== WHAT THE TASK ASKS ==
Pull each line containing "title" out of the data and copy it.
= = = = =
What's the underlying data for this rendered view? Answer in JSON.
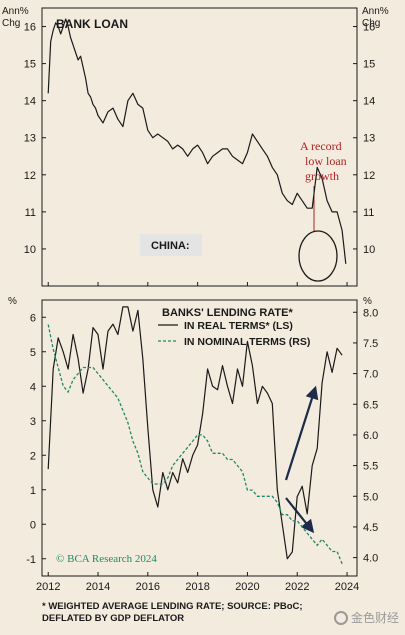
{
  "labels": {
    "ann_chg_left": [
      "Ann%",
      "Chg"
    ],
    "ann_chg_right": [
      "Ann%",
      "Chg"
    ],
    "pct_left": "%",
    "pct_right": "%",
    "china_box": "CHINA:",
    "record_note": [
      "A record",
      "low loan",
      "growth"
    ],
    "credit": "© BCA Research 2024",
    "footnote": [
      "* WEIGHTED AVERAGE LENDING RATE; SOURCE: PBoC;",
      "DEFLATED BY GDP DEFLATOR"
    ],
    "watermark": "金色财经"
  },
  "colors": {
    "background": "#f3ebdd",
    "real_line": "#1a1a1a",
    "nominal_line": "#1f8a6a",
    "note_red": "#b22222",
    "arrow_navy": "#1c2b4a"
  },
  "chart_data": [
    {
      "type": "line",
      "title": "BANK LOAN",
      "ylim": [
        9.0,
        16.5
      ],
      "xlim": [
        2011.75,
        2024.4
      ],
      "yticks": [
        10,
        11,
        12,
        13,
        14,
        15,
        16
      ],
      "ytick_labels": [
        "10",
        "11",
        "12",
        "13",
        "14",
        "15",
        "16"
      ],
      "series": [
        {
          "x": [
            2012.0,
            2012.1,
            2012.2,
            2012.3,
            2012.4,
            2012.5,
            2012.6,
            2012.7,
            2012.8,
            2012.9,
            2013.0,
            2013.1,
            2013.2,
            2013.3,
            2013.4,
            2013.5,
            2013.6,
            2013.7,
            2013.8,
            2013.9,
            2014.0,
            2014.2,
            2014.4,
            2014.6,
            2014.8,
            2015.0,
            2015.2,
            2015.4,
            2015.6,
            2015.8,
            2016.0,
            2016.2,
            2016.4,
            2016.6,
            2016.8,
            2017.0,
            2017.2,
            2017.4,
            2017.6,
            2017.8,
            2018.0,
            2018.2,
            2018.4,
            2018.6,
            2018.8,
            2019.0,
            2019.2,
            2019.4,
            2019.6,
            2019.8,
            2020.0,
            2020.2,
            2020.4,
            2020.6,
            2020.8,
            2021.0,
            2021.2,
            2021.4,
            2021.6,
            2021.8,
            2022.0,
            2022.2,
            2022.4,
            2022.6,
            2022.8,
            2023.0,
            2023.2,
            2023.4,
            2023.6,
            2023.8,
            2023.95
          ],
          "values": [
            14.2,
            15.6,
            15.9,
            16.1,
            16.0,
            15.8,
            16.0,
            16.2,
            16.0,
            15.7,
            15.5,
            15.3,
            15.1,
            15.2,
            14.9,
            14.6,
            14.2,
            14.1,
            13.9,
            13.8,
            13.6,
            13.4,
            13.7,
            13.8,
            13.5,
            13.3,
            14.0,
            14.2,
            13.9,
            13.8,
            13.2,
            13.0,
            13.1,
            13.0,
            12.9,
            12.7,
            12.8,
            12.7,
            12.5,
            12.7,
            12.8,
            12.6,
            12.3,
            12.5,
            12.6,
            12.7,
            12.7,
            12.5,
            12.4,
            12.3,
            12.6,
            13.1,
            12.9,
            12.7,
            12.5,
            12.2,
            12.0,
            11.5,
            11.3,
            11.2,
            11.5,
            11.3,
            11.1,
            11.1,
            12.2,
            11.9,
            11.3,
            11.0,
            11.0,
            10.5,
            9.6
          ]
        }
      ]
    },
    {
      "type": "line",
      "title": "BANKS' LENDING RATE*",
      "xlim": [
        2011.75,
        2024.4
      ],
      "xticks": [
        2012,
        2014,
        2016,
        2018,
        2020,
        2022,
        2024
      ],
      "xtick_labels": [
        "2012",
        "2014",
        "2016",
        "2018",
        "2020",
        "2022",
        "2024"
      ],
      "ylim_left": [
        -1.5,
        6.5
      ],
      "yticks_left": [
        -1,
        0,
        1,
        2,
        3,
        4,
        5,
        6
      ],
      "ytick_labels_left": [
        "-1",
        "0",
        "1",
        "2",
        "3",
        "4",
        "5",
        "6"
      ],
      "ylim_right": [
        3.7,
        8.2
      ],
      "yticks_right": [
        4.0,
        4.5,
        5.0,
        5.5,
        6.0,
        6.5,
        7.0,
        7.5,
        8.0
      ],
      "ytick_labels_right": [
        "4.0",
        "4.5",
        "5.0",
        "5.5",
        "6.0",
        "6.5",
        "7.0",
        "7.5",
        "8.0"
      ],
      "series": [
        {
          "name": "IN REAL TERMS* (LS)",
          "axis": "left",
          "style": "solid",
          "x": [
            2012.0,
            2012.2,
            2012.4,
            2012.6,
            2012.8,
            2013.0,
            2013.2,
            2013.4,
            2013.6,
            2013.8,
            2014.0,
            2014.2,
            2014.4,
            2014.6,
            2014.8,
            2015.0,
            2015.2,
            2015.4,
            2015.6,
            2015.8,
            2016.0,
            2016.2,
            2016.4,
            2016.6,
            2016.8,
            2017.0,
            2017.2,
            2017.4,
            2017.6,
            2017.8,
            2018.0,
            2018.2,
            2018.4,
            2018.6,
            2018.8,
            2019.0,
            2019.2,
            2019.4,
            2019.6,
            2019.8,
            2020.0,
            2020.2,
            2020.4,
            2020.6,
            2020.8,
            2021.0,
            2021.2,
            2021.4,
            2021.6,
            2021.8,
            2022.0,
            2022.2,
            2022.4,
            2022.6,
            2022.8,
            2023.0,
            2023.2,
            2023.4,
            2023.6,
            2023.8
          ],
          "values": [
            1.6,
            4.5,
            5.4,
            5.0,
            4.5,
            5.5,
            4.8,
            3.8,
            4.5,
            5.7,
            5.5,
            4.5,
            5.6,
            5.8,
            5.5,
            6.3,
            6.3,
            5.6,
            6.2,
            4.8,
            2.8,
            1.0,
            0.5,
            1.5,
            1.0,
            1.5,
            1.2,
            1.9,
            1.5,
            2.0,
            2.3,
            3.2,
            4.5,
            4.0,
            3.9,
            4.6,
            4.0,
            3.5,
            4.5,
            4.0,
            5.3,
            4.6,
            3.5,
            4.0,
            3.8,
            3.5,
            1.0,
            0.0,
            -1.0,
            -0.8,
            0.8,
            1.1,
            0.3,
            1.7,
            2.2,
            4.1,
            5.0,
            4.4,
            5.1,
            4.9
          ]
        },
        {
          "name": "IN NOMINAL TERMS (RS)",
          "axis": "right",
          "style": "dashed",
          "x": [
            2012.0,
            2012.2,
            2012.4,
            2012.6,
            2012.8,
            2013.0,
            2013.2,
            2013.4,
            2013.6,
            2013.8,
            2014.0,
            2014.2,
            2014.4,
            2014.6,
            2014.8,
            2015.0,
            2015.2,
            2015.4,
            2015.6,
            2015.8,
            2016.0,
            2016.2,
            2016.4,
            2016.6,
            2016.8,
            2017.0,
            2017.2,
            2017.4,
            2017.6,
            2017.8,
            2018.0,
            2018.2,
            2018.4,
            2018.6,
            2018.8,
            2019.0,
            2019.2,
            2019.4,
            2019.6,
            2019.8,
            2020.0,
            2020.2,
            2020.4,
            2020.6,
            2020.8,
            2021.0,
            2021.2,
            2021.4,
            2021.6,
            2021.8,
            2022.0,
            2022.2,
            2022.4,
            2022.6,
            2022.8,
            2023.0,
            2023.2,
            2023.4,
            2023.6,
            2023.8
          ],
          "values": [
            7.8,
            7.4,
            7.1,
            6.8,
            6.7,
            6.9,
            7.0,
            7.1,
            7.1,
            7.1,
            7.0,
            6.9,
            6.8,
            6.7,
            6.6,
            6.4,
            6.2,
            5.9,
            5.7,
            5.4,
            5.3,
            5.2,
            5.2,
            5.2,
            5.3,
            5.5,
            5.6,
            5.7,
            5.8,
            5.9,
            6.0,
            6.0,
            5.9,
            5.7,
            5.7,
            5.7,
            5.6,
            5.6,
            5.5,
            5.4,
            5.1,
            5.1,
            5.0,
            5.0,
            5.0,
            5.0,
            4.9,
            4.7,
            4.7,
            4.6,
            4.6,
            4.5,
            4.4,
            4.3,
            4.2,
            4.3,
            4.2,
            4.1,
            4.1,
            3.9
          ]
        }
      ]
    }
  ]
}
= = = = =
== RESULT ==
      "title": "BANK LOAN",
      "title": "BANKS' LENDING RATE*",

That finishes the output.